EXERCISE TASK
Look through the data below and count each line where the word "text" appears. Reply with the count alone.

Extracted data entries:
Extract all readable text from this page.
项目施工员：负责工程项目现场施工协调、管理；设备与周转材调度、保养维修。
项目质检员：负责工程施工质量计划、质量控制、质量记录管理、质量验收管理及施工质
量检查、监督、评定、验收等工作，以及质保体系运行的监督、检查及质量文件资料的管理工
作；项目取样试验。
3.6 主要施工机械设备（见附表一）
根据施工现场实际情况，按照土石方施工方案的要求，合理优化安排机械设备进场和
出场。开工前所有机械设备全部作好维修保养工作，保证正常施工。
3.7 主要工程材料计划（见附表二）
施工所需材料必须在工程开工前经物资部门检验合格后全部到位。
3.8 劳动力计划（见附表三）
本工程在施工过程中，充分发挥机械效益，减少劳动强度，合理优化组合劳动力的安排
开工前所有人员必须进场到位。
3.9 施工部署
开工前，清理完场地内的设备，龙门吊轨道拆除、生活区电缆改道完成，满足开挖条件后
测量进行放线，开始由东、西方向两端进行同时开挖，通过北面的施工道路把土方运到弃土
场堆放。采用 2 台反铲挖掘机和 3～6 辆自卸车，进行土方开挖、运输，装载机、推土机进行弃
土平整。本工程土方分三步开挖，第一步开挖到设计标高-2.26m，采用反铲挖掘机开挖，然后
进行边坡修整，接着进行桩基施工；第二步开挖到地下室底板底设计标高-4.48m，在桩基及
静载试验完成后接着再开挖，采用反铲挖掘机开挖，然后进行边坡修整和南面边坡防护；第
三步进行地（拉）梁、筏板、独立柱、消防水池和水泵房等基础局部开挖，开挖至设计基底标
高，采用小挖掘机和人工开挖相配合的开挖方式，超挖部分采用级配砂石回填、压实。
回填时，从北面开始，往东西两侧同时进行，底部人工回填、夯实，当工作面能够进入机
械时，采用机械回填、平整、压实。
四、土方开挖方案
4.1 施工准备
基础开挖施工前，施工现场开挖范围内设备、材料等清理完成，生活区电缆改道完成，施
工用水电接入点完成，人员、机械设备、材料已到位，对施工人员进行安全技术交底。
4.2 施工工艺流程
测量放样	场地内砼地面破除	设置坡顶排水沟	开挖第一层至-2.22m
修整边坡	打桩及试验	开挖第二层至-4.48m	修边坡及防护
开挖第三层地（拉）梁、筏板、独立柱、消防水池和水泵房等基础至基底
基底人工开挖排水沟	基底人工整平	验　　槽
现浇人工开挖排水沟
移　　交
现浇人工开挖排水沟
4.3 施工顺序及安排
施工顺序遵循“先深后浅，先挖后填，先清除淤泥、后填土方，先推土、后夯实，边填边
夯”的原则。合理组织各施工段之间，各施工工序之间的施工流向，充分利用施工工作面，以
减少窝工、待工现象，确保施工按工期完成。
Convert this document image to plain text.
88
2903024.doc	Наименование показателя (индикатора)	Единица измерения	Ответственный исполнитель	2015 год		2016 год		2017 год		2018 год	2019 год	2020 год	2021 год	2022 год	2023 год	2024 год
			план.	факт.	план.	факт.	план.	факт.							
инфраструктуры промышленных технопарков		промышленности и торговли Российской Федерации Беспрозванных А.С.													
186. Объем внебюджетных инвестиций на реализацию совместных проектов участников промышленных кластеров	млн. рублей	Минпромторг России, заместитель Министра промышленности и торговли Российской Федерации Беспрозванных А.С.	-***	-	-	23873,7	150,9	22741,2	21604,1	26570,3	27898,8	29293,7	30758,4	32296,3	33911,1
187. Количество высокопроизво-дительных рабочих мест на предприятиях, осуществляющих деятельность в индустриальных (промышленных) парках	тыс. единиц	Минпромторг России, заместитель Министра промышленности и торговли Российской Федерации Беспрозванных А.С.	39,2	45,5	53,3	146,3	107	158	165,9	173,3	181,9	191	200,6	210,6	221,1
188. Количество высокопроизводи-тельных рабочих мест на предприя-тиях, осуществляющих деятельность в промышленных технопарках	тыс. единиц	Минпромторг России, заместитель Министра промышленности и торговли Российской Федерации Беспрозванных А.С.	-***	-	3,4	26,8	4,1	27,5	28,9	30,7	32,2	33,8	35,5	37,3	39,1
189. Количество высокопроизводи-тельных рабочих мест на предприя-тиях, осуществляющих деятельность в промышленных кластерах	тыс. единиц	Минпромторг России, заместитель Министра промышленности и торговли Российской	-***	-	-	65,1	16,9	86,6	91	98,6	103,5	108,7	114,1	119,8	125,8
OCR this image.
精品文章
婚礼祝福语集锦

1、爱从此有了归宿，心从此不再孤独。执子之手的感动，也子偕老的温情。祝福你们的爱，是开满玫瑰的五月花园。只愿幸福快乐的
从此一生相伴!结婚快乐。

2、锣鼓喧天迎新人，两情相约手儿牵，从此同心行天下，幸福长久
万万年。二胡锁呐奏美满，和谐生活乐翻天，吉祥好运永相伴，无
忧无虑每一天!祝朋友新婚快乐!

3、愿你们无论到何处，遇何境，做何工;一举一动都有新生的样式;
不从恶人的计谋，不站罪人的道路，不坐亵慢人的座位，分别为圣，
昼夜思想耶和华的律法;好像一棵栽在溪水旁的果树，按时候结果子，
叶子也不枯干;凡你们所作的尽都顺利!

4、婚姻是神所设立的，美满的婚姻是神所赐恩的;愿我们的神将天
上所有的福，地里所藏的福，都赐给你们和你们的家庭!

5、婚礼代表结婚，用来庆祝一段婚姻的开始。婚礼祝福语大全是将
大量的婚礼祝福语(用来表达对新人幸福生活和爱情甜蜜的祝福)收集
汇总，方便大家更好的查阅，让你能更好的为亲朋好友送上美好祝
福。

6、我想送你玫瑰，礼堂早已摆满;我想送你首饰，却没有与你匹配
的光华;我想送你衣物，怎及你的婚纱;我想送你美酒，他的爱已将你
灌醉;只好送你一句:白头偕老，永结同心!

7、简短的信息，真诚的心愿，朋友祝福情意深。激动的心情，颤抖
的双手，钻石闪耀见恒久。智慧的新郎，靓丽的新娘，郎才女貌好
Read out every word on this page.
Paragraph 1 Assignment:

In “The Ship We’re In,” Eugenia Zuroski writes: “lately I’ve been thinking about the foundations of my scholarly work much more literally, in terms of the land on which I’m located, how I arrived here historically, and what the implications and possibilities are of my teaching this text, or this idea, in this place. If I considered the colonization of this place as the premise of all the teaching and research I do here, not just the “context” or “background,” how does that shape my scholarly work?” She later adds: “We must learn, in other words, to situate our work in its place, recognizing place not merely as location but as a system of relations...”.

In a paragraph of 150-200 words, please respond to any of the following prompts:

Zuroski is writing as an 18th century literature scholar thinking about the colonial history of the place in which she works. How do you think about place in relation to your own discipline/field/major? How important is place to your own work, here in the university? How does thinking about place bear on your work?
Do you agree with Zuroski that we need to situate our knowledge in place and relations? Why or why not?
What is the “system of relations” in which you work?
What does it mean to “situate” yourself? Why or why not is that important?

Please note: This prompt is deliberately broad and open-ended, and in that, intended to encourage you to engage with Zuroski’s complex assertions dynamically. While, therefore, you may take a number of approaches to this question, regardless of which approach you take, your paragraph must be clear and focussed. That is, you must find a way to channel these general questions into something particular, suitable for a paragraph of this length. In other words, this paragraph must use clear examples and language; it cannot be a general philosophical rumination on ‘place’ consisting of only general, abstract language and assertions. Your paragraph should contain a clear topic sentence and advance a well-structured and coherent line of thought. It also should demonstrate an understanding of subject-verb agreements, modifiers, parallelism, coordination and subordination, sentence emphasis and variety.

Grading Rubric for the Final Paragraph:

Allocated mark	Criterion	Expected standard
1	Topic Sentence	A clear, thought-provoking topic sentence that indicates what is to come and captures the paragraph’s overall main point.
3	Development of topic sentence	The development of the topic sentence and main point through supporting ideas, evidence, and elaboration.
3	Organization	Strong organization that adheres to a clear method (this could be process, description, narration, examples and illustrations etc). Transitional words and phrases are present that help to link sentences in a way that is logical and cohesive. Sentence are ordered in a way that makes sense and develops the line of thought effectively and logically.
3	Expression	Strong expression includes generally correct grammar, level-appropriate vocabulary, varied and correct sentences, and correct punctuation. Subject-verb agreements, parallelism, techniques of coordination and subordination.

OUTPUT
3